• TASK REQUIREMENTS
Please count the lines in the listing below where the word "wiping" appears. Give the number only.

• SUPPLIED RECORDS
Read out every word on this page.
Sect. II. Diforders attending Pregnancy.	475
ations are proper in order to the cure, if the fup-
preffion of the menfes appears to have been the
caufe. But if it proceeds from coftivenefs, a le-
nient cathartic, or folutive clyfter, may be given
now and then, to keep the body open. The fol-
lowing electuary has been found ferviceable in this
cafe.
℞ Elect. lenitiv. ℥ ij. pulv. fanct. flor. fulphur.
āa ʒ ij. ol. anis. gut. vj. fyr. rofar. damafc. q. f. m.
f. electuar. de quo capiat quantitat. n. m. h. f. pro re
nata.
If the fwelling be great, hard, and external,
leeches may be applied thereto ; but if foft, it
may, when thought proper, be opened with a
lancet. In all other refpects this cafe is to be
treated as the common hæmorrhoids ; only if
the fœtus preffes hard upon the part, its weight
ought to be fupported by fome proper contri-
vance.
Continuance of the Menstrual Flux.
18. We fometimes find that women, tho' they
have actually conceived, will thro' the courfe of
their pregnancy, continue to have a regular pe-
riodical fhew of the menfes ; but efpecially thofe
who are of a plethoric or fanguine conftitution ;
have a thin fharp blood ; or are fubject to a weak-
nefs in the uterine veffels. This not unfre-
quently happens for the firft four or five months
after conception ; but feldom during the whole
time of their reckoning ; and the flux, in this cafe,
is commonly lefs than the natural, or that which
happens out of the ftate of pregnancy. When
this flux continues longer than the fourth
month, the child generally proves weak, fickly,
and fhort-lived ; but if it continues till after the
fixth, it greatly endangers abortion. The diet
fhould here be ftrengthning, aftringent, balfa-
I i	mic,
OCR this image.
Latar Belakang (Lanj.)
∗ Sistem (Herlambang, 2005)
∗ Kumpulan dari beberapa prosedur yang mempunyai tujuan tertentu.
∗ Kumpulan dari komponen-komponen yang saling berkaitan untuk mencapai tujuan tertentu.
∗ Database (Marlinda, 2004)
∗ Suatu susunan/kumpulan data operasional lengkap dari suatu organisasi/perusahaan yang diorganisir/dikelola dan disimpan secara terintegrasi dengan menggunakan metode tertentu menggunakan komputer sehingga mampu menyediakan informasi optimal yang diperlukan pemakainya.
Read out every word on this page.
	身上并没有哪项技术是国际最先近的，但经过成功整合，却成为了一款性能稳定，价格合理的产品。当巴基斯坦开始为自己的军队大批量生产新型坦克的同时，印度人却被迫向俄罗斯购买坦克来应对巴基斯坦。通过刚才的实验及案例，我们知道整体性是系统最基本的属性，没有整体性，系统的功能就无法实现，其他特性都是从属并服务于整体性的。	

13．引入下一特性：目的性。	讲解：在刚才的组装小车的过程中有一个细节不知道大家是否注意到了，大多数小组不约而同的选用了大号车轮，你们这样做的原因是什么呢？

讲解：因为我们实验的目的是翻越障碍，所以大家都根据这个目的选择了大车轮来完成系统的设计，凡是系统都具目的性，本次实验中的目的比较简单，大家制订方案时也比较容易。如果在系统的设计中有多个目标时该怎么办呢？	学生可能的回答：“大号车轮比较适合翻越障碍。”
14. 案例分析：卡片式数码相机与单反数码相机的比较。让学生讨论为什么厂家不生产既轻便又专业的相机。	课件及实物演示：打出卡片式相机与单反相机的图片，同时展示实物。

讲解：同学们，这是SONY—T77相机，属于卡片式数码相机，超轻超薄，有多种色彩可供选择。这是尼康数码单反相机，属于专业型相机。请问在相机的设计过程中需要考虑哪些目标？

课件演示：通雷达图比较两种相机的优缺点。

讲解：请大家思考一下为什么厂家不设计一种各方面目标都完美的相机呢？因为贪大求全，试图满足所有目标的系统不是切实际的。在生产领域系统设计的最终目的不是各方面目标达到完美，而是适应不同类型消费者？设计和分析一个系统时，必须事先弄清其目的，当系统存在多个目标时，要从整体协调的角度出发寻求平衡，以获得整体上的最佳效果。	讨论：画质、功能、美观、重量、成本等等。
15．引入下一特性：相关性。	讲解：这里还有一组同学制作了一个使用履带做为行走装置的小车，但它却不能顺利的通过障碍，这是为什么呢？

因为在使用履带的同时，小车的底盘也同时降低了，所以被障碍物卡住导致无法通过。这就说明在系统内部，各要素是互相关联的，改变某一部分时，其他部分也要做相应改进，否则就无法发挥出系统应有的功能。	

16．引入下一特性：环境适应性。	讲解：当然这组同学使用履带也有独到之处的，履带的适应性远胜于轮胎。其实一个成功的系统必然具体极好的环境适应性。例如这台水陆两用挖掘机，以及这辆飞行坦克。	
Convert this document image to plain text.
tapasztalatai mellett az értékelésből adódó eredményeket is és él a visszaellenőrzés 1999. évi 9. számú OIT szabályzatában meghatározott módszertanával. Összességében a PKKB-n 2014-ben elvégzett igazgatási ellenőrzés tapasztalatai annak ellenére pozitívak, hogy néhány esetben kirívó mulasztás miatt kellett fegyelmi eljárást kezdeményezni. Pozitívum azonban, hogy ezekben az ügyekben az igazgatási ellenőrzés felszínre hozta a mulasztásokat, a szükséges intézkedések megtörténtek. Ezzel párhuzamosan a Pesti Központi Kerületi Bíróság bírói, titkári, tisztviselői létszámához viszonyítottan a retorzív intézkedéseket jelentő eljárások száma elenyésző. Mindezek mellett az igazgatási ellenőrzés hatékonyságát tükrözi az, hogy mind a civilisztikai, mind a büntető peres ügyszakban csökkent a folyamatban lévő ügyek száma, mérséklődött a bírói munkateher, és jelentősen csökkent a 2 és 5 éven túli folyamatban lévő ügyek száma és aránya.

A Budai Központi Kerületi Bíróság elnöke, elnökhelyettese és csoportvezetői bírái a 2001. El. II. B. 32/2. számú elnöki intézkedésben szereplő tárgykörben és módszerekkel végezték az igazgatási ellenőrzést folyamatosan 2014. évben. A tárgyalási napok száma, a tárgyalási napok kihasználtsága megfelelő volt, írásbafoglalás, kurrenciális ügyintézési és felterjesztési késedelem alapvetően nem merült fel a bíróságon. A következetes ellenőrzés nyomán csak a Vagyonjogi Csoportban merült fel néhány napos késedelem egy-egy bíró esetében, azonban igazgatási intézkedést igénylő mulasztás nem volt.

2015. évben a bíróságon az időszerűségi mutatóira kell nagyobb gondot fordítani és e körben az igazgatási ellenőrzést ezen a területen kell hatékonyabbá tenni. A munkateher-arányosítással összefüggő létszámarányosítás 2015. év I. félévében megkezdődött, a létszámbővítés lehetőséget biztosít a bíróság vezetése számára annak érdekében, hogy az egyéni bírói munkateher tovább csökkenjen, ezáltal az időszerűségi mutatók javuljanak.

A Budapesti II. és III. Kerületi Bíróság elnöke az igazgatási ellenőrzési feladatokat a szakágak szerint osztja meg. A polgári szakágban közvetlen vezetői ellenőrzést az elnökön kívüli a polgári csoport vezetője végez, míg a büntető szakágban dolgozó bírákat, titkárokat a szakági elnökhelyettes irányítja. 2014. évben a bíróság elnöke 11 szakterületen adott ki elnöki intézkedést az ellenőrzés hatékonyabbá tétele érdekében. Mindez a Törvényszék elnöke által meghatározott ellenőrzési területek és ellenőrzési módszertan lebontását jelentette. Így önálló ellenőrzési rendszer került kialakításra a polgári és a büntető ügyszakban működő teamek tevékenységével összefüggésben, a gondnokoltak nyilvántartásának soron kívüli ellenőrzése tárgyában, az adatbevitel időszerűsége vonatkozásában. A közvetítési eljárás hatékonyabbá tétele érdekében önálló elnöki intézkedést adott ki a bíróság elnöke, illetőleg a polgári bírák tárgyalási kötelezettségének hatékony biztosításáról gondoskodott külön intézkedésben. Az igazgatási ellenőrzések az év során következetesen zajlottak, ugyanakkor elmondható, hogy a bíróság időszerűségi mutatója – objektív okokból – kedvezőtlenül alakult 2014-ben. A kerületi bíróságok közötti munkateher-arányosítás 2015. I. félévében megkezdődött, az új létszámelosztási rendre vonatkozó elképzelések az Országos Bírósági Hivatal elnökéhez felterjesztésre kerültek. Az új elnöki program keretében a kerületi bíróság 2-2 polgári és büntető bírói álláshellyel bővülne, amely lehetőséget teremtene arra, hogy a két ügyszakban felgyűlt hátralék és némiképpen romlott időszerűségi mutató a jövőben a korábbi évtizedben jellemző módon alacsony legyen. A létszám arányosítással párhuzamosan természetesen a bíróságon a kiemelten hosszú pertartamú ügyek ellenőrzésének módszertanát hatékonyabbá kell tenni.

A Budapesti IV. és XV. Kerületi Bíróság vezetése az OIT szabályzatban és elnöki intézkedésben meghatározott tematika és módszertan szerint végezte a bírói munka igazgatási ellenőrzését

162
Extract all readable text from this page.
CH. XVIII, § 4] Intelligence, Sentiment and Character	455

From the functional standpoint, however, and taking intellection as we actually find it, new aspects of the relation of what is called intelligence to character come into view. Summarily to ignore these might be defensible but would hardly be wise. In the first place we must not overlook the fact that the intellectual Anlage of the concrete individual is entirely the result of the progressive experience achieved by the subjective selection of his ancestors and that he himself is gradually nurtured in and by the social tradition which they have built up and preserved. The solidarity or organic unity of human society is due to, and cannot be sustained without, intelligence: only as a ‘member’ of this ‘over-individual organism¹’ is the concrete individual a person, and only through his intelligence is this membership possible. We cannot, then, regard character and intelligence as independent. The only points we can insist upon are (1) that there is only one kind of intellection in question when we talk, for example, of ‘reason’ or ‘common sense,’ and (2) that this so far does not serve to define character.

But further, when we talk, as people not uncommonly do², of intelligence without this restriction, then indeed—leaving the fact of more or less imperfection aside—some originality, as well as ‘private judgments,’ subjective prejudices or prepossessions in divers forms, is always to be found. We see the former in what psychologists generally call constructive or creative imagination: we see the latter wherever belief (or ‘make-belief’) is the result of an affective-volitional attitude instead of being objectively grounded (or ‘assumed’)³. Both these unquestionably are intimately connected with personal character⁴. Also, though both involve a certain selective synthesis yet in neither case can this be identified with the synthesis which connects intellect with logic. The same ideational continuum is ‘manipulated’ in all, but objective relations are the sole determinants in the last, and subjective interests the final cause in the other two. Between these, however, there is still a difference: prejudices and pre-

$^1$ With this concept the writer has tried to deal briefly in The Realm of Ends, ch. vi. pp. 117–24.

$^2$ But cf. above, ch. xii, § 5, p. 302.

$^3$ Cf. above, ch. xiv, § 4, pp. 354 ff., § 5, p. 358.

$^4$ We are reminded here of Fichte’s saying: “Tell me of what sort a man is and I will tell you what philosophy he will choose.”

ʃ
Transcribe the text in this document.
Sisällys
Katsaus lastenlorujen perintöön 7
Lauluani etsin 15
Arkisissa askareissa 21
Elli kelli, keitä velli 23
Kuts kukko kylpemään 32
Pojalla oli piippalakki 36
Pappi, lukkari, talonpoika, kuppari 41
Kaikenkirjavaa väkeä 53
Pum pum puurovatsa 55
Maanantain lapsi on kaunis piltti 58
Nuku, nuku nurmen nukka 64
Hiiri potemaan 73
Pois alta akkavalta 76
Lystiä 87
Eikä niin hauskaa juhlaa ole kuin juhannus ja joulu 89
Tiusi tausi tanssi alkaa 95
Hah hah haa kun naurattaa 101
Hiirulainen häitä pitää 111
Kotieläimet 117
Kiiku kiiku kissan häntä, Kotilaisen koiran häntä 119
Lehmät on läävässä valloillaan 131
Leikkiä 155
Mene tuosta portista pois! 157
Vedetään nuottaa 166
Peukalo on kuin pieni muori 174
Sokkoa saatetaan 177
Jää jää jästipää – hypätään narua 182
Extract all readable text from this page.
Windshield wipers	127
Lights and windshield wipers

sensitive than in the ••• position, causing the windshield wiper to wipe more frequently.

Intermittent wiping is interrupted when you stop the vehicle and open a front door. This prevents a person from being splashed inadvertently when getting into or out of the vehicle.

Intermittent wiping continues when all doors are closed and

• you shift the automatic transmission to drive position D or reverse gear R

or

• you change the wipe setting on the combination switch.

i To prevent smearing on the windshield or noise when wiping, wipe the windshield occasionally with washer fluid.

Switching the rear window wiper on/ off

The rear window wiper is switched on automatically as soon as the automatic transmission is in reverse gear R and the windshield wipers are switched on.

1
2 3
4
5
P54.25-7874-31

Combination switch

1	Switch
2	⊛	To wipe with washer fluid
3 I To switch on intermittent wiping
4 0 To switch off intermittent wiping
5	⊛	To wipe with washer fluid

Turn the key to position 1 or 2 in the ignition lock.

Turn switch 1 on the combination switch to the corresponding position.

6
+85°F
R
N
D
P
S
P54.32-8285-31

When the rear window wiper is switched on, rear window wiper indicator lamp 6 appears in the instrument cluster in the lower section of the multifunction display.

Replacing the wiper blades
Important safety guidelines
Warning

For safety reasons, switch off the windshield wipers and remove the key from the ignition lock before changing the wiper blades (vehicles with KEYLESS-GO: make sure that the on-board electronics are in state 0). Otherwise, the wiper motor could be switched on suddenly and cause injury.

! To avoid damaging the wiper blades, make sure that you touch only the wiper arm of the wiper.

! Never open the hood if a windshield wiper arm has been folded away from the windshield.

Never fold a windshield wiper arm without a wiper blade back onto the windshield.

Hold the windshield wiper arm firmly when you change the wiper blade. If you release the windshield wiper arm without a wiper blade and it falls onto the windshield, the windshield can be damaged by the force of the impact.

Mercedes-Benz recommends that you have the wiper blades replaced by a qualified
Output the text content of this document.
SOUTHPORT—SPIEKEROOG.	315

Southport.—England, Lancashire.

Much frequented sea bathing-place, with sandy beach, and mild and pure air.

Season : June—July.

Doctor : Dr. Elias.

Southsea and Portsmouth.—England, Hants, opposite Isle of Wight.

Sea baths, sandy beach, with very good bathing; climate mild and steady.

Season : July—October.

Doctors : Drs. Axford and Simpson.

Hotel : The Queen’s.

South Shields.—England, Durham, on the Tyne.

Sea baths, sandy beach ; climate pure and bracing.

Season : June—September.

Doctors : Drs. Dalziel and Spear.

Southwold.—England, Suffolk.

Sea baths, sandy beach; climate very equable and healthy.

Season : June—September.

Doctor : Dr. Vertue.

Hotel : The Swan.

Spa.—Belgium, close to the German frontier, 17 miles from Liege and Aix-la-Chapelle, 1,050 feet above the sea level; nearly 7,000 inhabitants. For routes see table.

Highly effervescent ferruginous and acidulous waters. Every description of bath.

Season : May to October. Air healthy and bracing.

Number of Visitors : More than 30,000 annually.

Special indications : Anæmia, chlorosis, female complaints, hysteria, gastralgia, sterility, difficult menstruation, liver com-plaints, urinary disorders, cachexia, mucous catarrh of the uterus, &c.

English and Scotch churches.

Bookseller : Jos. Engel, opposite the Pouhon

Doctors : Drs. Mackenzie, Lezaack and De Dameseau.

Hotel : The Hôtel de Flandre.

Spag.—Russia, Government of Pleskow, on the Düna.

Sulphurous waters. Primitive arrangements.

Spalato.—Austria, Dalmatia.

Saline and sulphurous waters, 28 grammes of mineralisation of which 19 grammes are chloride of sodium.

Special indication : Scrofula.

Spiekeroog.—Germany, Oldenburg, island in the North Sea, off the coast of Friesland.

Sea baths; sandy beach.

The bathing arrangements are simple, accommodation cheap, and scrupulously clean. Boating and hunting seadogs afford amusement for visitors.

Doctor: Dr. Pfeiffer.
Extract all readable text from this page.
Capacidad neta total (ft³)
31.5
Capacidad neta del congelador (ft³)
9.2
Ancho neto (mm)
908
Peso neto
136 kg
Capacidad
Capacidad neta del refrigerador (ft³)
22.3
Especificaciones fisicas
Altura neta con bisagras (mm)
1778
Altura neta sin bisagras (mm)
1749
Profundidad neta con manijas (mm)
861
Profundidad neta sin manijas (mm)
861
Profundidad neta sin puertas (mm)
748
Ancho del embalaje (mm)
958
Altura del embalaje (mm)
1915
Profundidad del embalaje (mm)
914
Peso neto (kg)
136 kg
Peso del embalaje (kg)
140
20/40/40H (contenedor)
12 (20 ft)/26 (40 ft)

• TASK ANSWER
5